__TASK TO COMPLETE__:
Collect each line containing "Плотность".

__DATA FOR PROCESSING__:
════════════════════
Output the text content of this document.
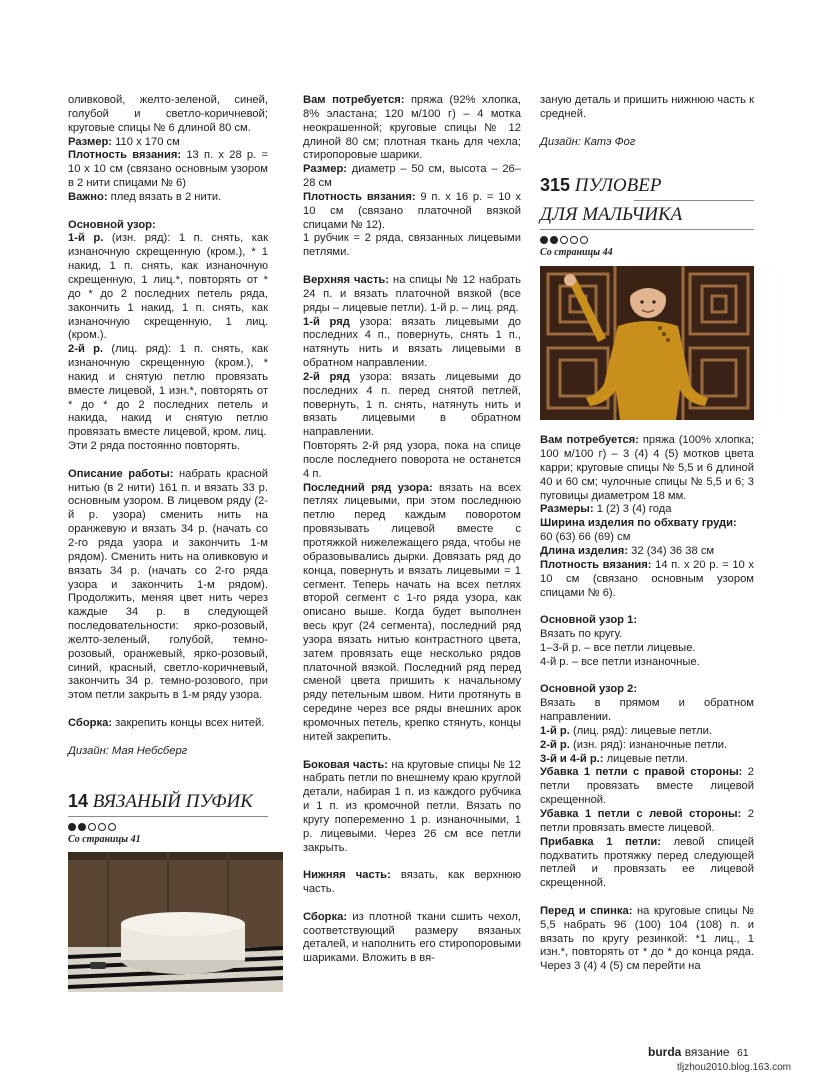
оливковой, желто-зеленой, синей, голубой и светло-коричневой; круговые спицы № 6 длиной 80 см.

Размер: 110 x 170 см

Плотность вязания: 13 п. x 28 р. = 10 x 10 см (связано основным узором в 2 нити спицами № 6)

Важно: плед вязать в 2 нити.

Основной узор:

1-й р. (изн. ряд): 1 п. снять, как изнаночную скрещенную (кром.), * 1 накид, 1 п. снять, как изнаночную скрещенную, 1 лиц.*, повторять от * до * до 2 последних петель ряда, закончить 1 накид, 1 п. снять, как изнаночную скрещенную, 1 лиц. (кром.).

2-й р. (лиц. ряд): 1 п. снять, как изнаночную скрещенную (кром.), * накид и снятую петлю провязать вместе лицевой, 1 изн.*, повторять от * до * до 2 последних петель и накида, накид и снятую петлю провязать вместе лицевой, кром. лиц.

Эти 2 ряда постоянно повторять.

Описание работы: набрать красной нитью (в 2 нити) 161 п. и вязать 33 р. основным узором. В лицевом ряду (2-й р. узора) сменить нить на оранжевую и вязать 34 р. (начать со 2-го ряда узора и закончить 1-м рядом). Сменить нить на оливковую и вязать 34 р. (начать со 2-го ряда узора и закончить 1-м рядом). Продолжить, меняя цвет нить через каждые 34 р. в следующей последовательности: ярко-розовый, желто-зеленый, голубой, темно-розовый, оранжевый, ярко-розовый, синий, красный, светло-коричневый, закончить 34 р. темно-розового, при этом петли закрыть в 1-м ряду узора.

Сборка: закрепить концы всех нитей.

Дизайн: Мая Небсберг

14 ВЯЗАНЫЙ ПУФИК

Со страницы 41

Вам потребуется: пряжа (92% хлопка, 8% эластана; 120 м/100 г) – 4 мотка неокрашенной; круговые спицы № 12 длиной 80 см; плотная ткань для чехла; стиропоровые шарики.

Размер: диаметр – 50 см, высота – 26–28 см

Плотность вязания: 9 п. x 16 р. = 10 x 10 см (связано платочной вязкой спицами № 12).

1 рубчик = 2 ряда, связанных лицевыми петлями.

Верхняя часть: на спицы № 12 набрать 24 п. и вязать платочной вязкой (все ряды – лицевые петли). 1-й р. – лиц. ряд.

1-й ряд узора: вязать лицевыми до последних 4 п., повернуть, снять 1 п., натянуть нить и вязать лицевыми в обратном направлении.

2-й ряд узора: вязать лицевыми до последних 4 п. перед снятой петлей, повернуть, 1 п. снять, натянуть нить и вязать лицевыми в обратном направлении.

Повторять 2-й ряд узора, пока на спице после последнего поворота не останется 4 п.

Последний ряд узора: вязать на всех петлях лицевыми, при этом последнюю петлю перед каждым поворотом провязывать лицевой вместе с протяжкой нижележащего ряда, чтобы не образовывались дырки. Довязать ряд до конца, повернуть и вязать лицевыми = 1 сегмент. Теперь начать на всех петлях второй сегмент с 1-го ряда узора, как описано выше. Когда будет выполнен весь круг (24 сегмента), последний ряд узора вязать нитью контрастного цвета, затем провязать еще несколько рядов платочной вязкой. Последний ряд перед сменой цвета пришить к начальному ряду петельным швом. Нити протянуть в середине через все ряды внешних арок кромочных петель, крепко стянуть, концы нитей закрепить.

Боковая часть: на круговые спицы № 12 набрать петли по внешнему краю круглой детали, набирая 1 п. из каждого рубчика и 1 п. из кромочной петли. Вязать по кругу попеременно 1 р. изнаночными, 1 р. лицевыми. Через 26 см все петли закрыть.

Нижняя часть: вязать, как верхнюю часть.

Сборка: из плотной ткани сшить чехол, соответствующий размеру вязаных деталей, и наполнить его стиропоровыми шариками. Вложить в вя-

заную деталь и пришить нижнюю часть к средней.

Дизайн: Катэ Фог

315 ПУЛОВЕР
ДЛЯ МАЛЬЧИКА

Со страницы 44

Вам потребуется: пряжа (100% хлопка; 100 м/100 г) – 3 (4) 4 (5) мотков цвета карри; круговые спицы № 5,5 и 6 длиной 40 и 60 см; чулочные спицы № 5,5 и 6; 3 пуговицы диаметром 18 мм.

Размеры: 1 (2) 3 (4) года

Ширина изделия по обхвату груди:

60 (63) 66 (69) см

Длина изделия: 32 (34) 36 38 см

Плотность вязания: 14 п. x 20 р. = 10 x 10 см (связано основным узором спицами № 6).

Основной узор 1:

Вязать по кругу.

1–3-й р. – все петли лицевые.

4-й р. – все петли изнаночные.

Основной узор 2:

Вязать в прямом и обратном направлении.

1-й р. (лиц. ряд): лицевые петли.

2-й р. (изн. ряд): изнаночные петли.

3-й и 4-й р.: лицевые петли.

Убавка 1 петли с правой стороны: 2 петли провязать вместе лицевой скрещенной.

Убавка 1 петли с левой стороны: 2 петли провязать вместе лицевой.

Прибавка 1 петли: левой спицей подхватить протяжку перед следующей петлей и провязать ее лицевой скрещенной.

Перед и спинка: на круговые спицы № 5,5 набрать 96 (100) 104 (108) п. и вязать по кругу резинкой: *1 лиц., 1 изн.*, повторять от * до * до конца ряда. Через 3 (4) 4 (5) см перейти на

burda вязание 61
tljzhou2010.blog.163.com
════════════════════
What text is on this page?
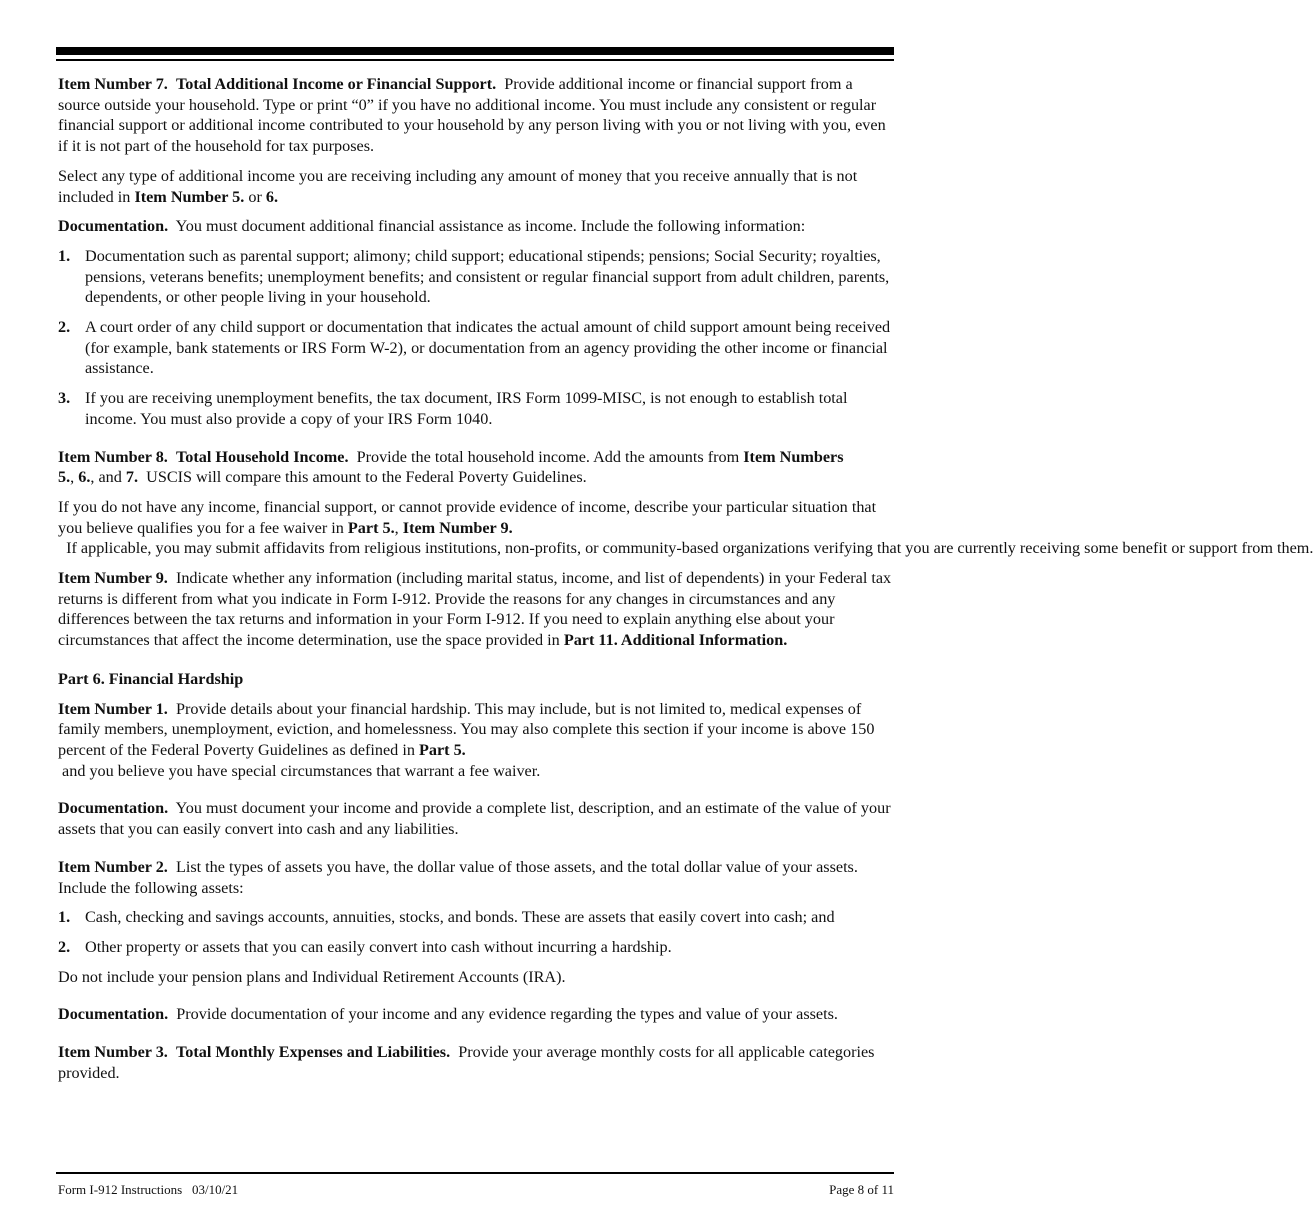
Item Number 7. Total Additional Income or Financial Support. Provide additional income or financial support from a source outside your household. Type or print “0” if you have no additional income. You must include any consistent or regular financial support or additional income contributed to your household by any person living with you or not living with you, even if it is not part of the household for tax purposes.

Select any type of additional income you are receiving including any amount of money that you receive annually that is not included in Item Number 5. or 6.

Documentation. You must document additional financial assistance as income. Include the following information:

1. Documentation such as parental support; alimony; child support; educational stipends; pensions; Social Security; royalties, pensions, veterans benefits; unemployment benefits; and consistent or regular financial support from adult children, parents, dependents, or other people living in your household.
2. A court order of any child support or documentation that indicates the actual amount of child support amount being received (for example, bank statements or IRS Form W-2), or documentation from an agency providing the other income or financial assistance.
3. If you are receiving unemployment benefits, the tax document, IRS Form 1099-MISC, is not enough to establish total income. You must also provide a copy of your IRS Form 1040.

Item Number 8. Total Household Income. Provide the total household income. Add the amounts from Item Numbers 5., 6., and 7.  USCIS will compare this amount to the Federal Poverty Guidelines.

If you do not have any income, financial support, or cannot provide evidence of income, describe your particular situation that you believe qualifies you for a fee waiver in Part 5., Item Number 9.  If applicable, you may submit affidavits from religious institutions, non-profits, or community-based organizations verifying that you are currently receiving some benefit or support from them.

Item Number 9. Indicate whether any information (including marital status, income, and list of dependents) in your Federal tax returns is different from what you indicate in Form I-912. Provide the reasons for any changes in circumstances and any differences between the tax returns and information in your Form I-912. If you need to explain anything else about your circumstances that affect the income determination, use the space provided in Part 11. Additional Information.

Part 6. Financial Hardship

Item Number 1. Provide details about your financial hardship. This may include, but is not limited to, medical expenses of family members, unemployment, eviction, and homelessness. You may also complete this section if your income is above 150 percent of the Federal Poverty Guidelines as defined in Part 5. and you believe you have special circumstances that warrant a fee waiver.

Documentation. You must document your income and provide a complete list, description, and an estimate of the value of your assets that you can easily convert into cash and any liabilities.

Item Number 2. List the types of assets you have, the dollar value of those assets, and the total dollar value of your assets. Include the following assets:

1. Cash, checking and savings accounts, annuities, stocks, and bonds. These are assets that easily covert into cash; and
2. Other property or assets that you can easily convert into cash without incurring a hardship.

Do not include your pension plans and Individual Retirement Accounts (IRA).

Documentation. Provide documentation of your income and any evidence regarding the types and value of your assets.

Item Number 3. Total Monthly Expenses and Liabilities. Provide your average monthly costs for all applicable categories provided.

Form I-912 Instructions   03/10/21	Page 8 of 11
════════════════════
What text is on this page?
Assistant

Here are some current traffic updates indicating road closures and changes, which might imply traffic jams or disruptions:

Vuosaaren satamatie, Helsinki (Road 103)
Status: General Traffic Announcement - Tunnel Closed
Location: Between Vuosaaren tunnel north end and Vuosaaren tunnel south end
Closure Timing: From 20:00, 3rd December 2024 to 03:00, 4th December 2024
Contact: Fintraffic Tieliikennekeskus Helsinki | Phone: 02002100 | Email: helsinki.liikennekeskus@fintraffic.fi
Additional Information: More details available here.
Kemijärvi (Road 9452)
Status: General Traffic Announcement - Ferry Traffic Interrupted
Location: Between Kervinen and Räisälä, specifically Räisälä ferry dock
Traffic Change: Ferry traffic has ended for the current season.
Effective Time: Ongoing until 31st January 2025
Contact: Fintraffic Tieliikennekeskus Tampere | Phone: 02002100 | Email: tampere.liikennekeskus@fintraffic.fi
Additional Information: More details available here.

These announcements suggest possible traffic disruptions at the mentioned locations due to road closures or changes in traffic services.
════════════════════
__ANSWER TO THIS EXERCISE__:
Плотность вязания: 13 п. x 28 р. = 10 x 10 см (связано основным узором в 2 нити спицами № 6)
Плотность вязания: 9 п. x 16 р. = 10 x 10 см (связано платочной вязкой спицами № 12).
Плотность вязания: 14 п. x 20 р. = 10 x 10 см (связано основным узором спицами № 6).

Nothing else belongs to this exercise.